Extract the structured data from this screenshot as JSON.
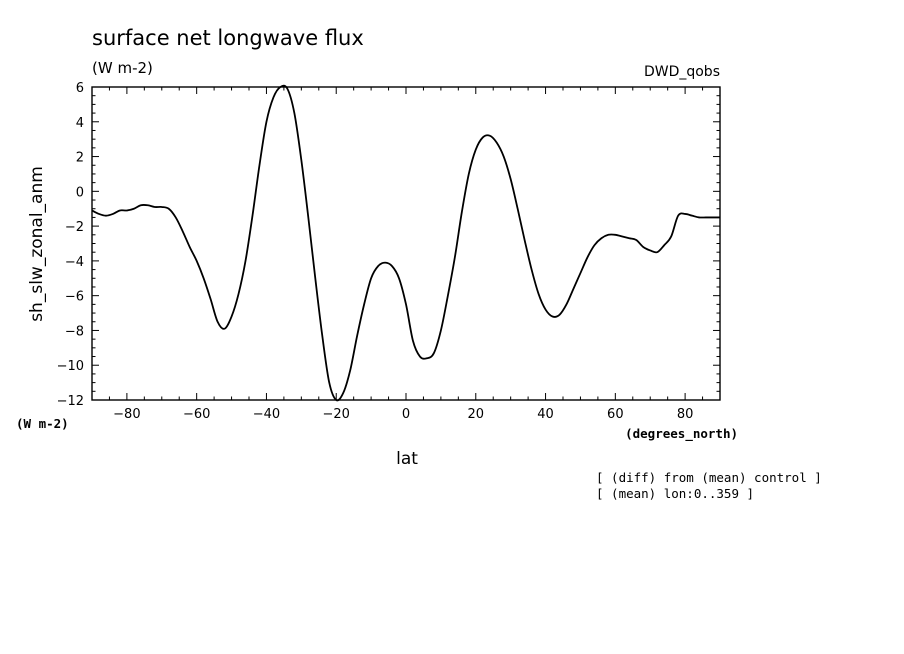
{
  "chart_data": {
    "type": "line",
    "title": "surface net longwave flux",
    "units": "(W m-2)",
    "run_label": "DWD_qobs",
    "xlabel": "lat",
    "ylabel": "sh_slw_zonal_anm",
    "x_units": "(degrees_north)",
    "y_units": "(W m-2)",
    "xlim": [
      -90,
      90
    ],
    "ylim": [
      -12,
      6
    ],
    "x_ticks": [
      -80,
      -60,
      -40,
      -20,
      0,
      20,
      40,
      60,
      80
    ],
    "y_ticks": [
      -12,
      -10,
      -8,
      -6,
      -4,
      -2,
      0,
      2,
      4,
      6
    ],
    "grid": false,
    "notes": [
      "[ (diff) from (mean) control ]",
      "[ (mean) lon:0..359 ]"
    ],
    "series": [
      {
        "name": "",
        "x": [
          -90,
          -88,
          -86,
          -84,
          -82,
          -80,
          -78,
          -76,
          -74,
          -72,
          -70,
          -68,
          -66,
          -64,
          -62,
          -60,
          -58,
          -56,
          -54,
          -52,
          -50,
          -48,
          -46,
          -44,
          -42,
          -40,
          -38,
          -36,
          -34,
          -32,
          -30,
          -28,
          -26,
          -24,
          -22,
          -20,
          -18,
          -16,
          -14,
          -12,
          -10,
          -8,
          -6,
          -4,
          -2,
          0,
          2,
          4,
          6,
          8,
          10,
          12,
          14,
          16,
          18,
          20,
          22,
          24,
          26,
          28,
          30,
          32,
          34,
          36,
          38,
          40,
          42,
          44,
          46,
          48,
          50,
          52,
          54,
          56,
          58,
          60,
          62,
          64,
          66,
          68,
          70,
          72,
          74,
          76,
          78,
          80,
          82,
          84,
          86,
          88,
          90
        ],
        "y": [
          -1.1,
          -1.3,
          -1.4,
          -1.3,
          -1.1,
          -1.1,
          -1.0,
          -0.8,
          -0.8,
          -0.9,
          -0.9,
          -1.0,
          -1.5,
          -2.3,
          -3.2,
          -4.0,
          -5.0,
          -6.2,
          -7.5,
          -7.9,
          -7.2,
          -5.9,
          -4.0,
          -1.4,
          1.5,
          4.0,
          5.4,
          6.0,
          5.9,
          4.5,
          1.8,
          -1.5,
          -5.0,
          -8.3,
          -11.0,
          -12.0,
          -11.6,
          -10.3,
          -8.3,
          -6.5,
          -5.0,
          -4.3,
          -4.1,
          -4.3,
          -5.0,
          -6.5,
          -8.6,
          -9.5,
          -9.6,
          -9.3,
          -8.0,
          -6.0,
          -3.8,
          -1.2,
          1.0,
          2.4,
          3.1,
          3.2,
          2.8,
          2.0,
          0.7,
          -1.0,
          -2.8,
          -4.5,
          -5.9,
          -6.8,
          -7.2,
          -7.1,
          -6.5,
          -5.6,
          -4.7,
          -3.8,
          -3.1,
          -2.7,
          -2.5,
          -2.5,
          -2.6,
          -2.7,
          -2.8,
          -3.2,
          -3.4,
          -3.5,
          -3.1,
          -2.6,
          -1.4,
          -1.3,
          -1.4,
          -1.5,
          -1.5,
          -1.5,
          -1.5
        ]
      }
    ]
  }
}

● Problem details:
Repeat the material exactly as it reads, without any of its pictures.

● Result for this task:
Extract the structured data from this screenshot as JSON.
{
  "chart_data": {
    "type": "line",
    "title": "surface net longwave flux",
    "units": "(W m-2)",
    "run_label": "DWD_qobs",
    "xlabel": "lat",
    "ylabel": "sh_slw_zonal_anm",
    "x_units": "(degrees_north)",
    "y_units": "(W m-2)",
    "xlim": [
      -90,
      90
    ],
    "ylim": [
      -12,
      6
    ],
    "x_ticks": [
      -80,
      -60,
      -40,
      -20,
      0,
      20,
      40,
      60,
      80
    ],
    "y_ticks": [
      -12,
      -10,
      -8,
      -6,
      -4,
      -2,
      0,
      2,
      4,
      6
    ],
    "grid": false,
    "notes": [
      "[ (diff) from (mean) control ]",
      "[ (mean) lon:0..359 ]"
    ],
    "series": [
      {
        "name": "",
        "x": [
          -90,
          -88,
          -86,
          -84,
          -82,
          -80,
          -78,
          -76,
          -74,
          -72,
          -70,
          -68,
          -66,
          -64,
          -62,
          -60,
          -58,
          -56,
          -54,
          -52,
          -50,
          -48,
          -46,
          -44,
          -42,
          -40,
          -38,
          -36,
          -34,
          -32,
          -30,
          -28,
          -26,
          -24,
          -22,
          -20,
          -18,
          -16,
          -14,
          -12,
          -10,
          -8,
          -6,
          -4,
          -2,
          0,
          2,
          4,
          6,
          8,
          10,
          12,
          14,
          16,
          18,
          20,
          22,
          24,
          26,
          28,
          30,
          32,
          34,
          36,
          38,
          40,
          42,
          44,
          46,
          48,
          50,
          52,
          54,
          56,
          58,
          60,
          62,
          64,
          66,
          68,
          70,
          72,
          74,
          76,
          78,
          80,
          82,
          84,
          86,
          88,
          90
        ],
        "y": [
          -1.1,
          -1.3,
          -1.4,
          -1.3,
          -1.1,
          -1.1,
          -1.0,
          -0.8,
          -0.8,
          -0.9,
          -0.9,
          -1.0,
          -1.5,
          -2.3,
          -3.2,
          -4.0,
          -5.0,
          -6.2,
          -7.5,
          -7.9,
          -7.2,
          -5.9,
          -4.0,
          -1.4,
          1.5,
          4.0,
          5.4,
          6.0,
          5.9,
          4.5,
          1.8,
          -1.5,
          -5.0,
          -8.3,
          -11.0,
          -12.0,
          -11.6,
          -10.3,
          -8.3,
          -6.5,
          -5.0,
          -4.3,
          -4.1,
          -4.3,
          -5.0,
          -6.5,
          -8.6,
          -9.5,
          -9.6,
          -9.3,
          -8.0,
          -6.0,
          -3.8,
          -1.2,
          1.0,
          2.4,
          3.1,
          3.2,
          2.8,
          2.0,
          0.7,
          -1.0,
          -2.8,
          -4.5,
          -5.9,
          -6.8,
          -7.2,
          -7.1,
          -6.5,
          -5.6,
          -4.7,
          -3.8,
          -3.1,
          -2.7,
          -2.5,
          -2.5,
          -2.6,
          -2.7,
          -2.8,
          -3.2,
          -3.4,
          -3.5,
          -3.1,
          -2.6,
          -1.4,
          -1.3,
          -1.4,
          -1.5,
          -1.5,
          -1.5,
          -1.5
        ]
      }
    ]
  }
}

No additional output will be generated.